***** RECORDED INFORMATION *****

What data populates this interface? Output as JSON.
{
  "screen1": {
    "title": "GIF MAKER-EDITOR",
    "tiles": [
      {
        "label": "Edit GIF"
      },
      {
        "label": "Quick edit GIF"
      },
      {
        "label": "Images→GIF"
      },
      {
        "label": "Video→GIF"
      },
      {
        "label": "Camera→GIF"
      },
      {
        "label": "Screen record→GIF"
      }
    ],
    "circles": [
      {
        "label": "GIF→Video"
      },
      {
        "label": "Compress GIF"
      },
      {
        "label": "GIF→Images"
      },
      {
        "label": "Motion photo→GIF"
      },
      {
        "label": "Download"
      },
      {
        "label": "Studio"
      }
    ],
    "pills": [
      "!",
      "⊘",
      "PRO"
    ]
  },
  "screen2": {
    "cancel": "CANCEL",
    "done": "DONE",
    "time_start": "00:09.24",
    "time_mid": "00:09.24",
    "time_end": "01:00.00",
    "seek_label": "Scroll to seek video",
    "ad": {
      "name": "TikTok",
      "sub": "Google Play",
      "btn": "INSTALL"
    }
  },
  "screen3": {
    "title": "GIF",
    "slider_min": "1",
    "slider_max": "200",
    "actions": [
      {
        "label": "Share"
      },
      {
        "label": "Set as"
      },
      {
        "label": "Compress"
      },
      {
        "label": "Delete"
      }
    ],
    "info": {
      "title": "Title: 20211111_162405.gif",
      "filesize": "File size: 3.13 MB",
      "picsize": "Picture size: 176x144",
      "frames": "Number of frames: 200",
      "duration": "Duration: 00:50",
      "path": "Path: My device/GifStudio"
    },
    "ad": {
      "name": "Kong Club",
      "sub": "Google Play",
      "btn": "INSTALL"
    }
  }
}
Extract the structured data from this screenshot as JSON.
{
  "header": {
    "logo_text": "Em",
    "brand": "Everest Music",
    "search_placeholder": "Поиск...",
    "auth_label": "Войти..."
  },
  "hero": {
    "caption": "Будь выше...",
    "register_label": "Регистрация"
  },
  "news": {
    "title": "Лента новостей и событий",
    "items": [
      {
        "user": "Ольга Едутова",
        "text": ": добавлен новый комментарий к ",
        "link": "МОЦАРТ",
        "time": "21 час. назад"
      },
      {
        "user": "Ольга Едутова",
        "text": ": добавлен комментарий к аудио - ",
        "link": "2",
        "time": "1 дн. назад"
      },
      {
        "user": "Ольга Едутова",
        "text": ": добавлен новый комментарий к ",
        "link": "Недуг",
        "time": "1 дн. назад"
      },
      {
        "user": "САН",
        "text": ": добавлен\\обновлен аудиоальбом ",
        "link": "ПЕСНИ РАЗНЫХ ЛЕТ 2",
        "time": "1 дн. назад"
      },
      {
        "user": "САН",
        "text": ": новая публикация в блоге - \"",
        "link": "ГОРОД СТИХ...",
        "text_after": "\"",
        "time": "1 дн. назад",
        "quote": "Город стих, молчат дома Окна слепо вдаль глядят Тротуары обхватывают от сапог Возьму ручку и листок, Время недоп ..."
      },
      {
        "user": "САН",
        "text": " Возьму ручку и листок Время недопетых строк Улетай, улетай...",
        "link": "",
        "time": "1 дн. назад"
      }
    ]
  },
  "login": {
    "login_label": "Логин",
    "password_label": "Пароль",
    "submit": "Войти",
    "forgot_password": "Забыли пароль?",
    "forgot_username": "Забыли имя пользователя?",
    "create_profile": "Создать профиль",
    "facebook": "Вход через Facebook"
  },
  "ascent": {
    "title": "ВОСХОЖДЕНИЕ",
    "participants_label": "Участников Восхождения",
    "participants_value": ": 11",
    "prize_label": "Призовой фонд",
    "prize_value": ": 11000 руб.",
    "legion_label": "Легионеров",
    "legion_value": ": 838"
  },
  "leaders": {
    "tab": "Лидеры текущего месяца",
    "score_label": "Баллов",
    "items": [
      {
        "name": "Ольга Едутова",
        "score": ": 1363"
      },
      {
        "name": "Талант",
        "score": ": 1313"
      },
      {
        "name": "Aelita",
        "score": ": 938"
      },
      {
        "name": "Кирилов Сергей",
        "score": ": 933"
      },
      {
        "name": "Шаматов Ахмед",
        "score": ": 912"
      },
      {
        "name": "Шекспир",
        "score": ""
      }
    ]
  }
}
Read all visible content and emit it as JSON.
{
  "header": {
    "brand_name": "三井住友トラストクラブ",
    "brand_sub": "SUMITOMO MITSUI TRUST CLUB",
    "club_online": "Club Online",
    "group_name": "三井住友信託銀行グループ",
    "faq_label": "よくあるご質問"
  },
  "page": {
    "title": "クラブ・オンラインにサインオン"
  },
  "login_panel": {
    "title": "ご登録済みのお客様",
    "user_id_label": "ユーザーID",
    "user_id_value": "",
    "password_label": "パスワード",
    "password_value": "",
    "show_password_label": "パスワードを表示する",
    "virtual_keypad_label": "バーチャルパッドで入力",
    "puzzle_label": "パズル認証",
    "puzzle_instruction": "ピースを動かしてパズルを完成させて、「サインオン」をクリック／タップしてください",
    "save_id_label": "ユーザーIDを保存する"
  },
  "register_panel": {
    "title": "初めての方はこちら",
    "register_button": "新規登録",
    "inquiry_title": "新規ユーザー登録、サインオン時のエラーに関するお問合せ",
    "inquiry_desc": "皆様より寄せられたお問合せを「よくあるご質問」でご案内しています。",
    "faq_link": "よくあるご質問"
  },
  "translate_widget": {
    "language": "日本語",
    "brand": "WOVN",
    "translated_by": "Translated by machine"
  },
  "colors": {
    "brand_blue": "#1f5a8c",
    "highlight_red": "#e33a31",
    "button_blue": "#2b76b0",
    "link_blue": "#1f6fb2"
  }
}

*****

_GIVEN PROBLEM_.
Read through the lines above and collect those that contain the string "data".

_EXPECTED ANSWER_.
What data populates this interface? Output as JSON.
Extract the structured data from this screenshot as JSON.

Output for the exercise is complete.